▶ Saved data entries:
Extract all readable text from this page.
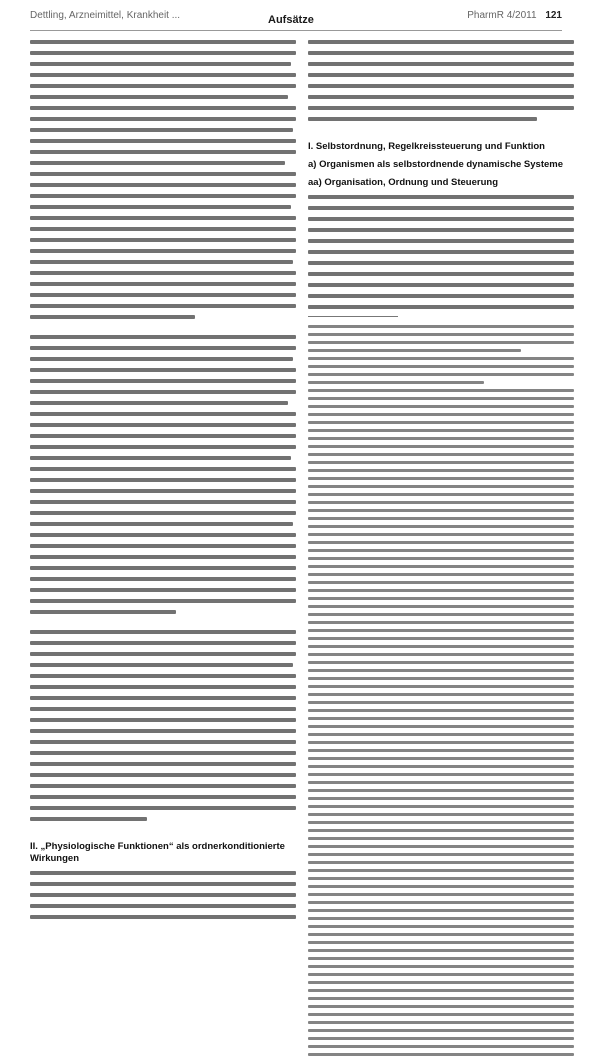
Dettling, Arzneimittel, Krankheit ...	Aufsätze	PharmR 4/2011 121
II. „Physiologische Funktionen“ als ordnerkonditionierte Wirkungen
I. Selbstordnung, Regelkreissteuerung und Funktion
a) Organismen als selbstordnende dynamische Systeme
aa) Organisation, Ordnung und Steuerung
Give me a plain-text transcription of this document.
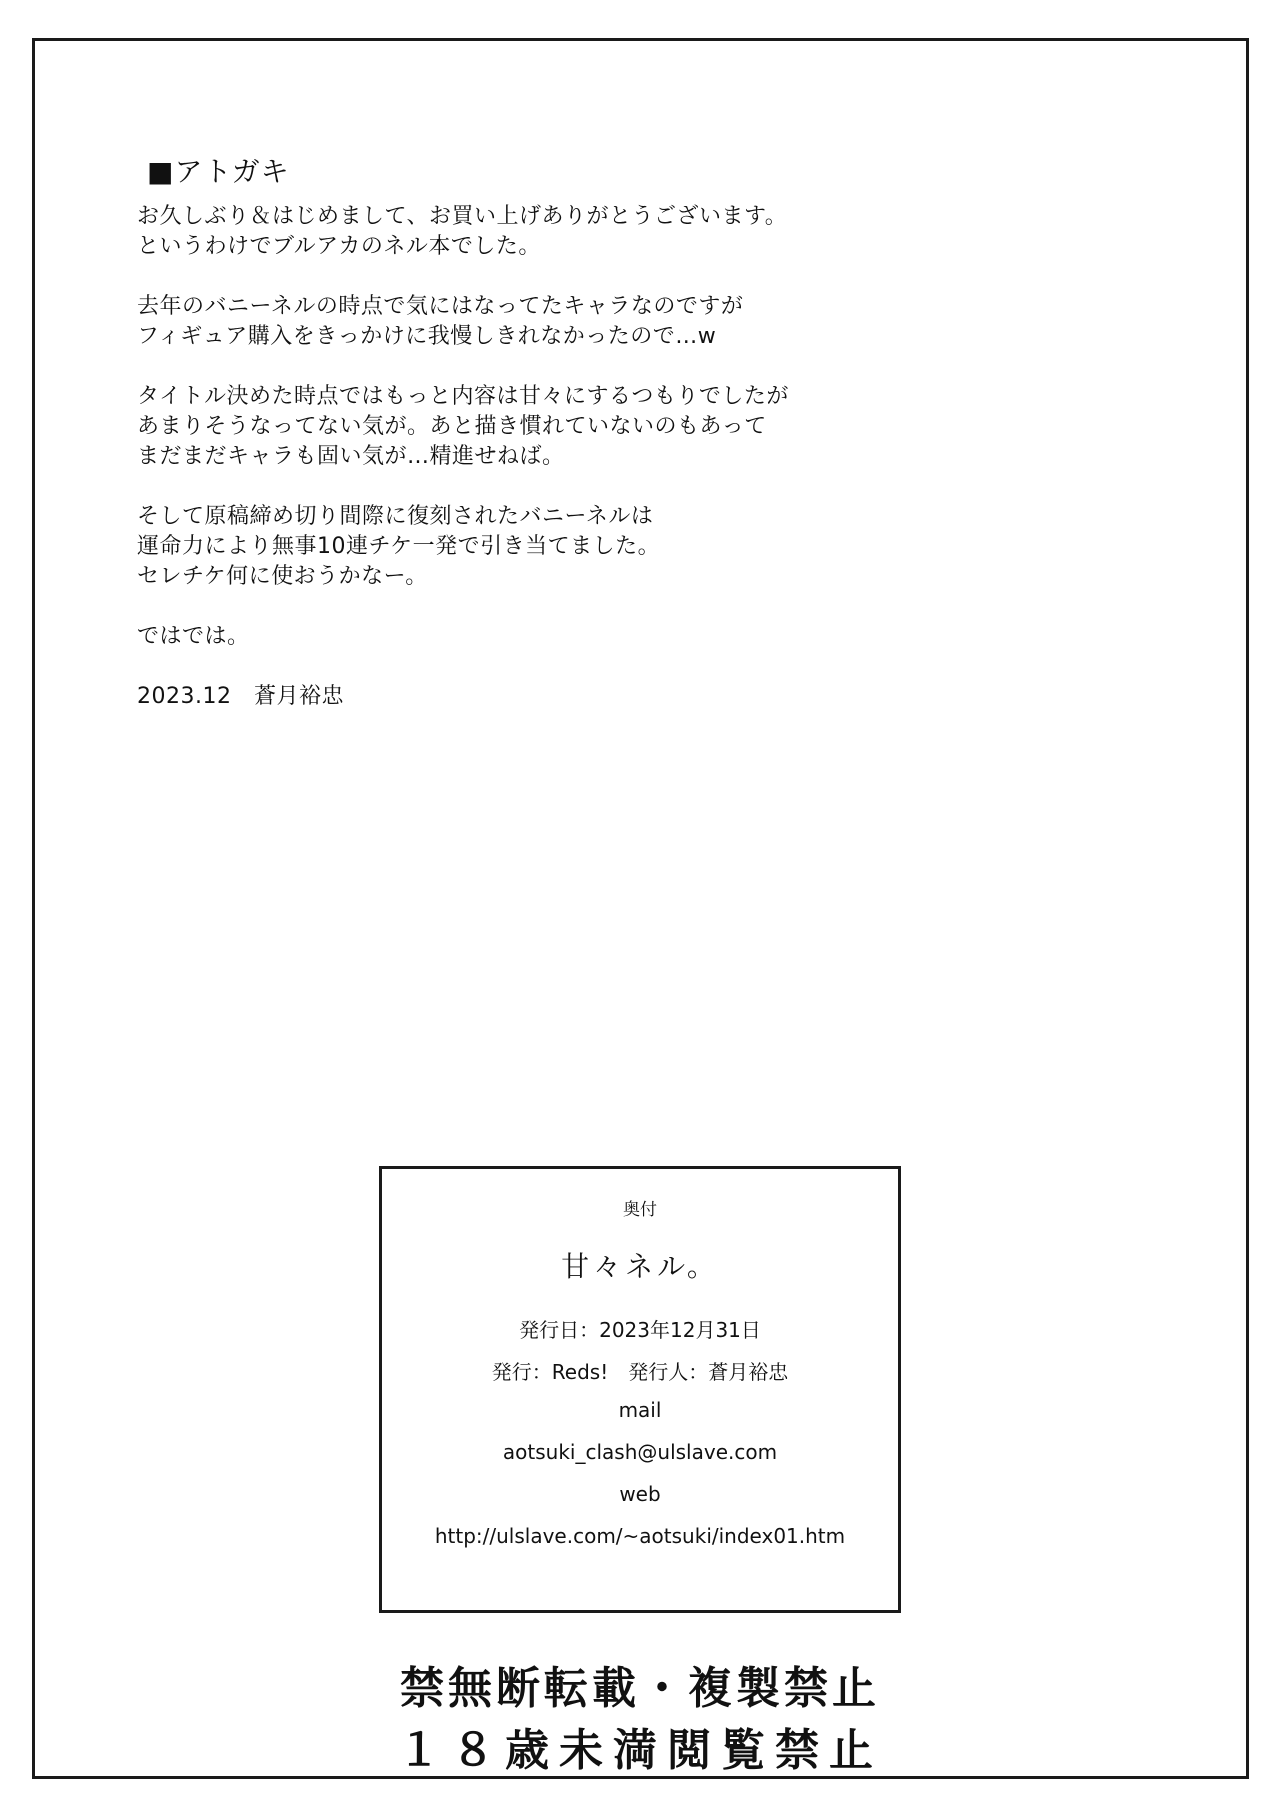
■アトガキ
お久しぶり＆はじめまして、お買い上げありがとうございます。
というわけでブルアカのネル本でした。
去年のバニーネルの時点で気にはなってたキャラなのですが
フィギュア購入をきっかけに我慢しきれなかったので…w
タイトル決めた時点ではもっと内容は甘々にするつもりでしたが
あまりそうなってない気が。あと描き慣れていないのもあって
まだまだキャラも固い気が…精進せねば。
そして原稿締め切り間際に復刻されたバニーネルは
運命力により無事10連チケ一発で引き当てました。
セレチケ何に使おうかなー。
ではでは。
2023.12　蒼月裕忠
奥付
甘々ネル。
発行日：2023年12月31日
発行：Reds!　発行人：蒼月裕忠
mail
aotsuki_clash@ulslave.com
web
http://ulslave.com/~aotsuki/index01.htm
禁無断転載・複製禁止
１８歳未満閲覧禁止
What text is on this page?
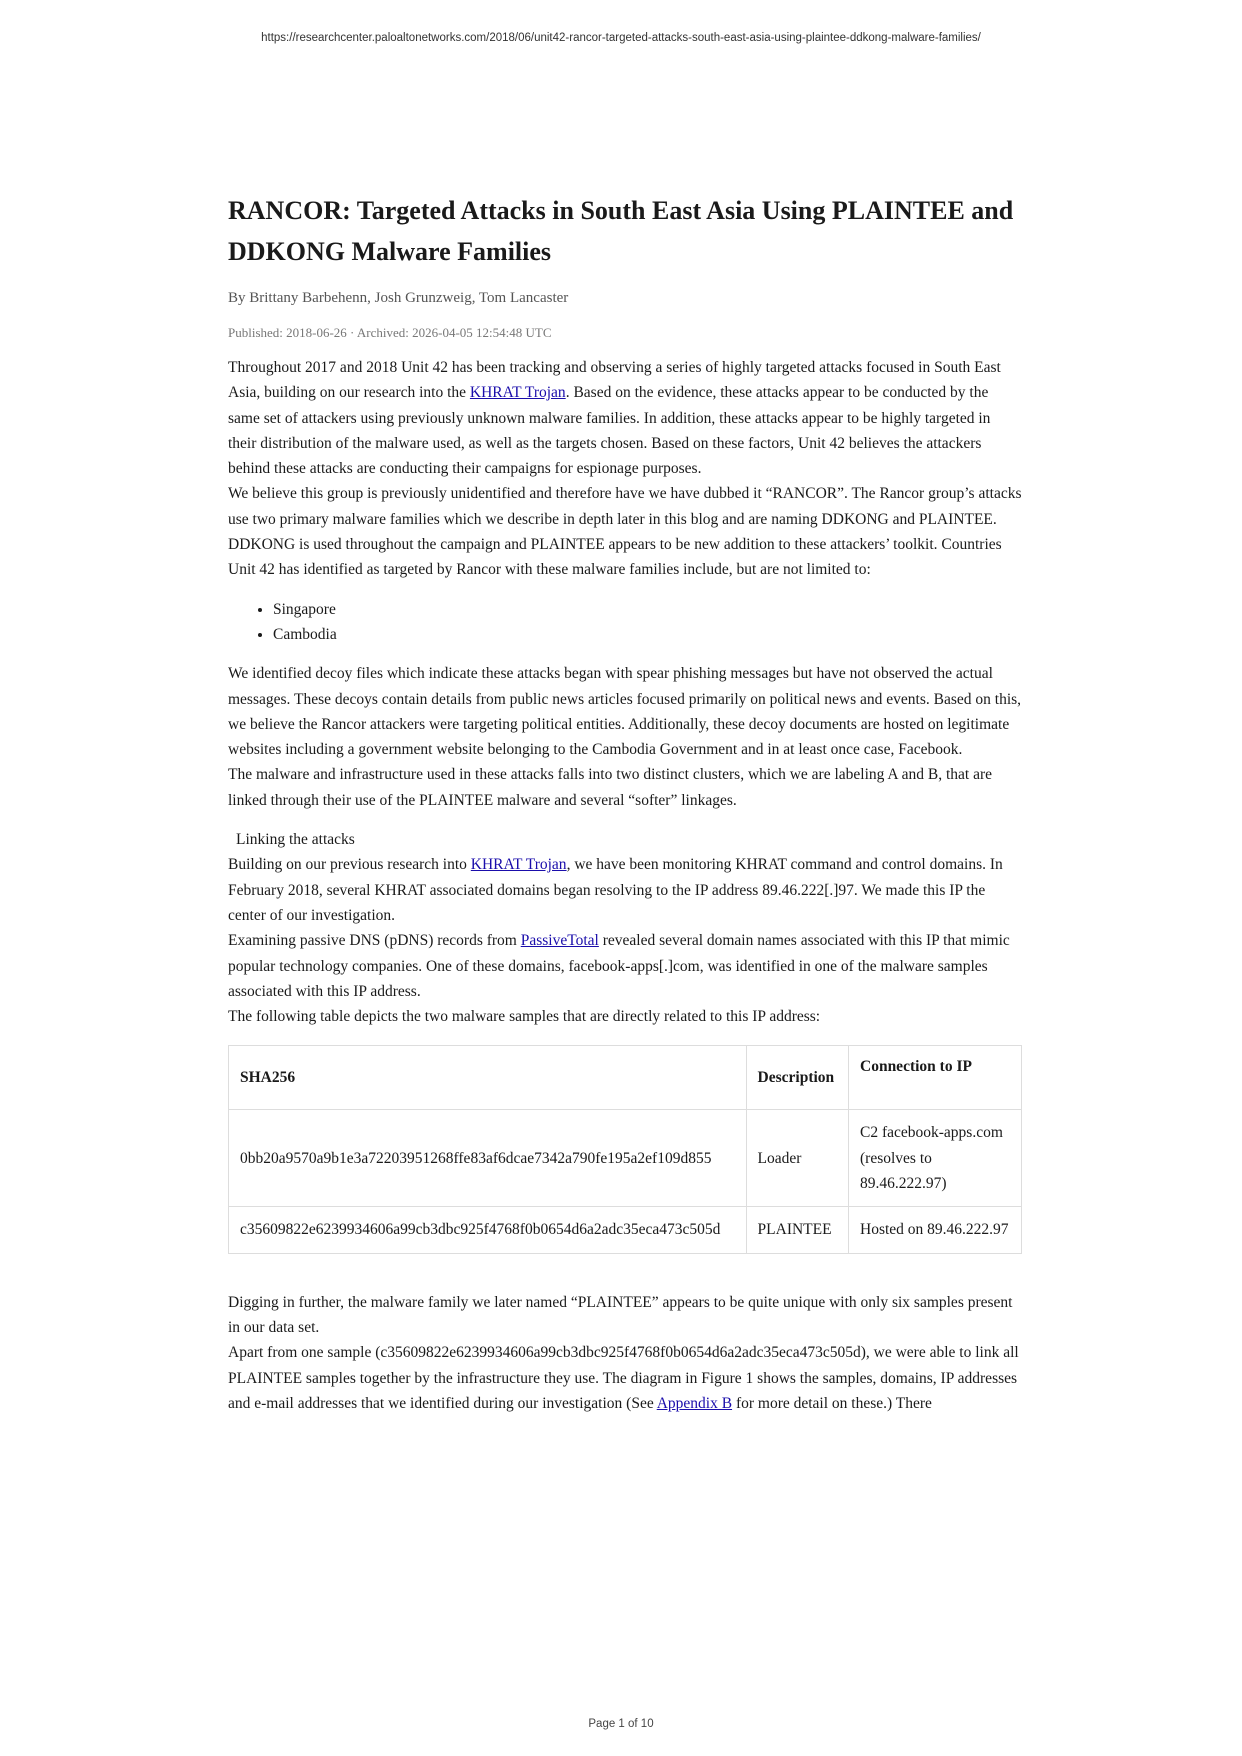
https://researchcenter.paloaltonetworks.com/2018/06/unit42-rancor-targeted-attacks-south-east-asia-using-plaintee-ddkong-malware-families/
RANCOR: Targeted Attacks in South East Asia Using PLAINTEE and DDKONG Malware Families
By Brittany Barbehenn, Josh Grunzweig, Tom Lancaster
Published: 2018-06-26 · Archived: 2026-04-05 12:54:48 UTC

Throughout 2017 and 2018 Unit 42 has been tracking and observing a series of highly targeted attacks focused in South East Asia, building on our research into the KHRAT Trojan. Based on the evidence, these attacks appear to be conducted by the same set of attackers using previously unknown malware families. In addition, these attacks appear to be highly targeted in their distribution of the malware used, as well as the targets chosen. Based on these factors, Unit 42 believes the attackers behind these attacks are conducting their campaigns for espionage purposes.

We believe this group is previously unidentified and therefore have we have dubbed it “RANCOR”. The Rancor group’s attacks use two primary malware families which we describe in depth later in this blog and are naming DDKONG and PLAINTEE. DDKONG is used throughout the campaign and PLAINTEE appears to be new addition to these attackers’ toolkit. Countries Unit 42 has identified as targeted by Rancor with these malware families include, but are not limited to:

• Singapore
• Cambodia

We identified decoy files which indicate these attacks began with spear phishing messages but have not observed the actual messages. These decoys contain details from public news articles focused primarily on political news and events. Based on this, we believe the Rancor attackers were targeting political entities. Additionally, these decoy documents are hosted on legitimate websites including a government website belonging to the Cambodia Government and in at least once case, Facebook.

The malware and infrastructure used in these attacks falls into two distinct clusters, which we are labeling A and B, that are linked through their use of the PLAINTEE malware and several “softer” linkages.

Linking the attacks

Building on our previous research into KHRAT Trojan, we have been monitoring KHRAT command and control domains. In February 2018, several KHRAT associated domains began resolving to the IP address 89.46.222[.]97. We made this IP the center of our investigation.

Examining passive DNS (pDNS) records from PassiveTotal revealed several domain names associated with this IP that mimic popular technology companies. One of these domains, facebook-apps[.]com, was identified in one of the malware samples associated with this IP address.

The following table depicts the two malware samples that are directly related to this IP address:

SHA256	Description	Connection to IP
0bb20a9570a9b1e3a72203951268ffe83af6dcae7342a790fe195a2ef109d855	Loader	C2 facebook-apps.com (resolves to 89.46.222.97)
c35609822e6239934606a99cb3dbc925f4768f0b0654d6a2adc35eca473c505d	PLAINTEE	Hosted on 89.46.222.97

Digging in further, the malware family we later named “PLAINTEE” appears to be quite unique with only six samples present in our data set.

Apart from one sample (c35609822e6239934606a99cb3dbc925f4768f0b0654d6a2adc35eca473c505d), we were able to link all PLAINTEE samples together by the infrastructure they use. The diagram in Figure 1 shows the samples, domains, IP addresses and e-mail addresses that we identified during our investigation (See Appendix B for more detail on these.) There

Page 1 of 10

▶ The request:
Count how many lines of the data include the word "text". Your reply should be that number alone.

▶ Solution for this task:
3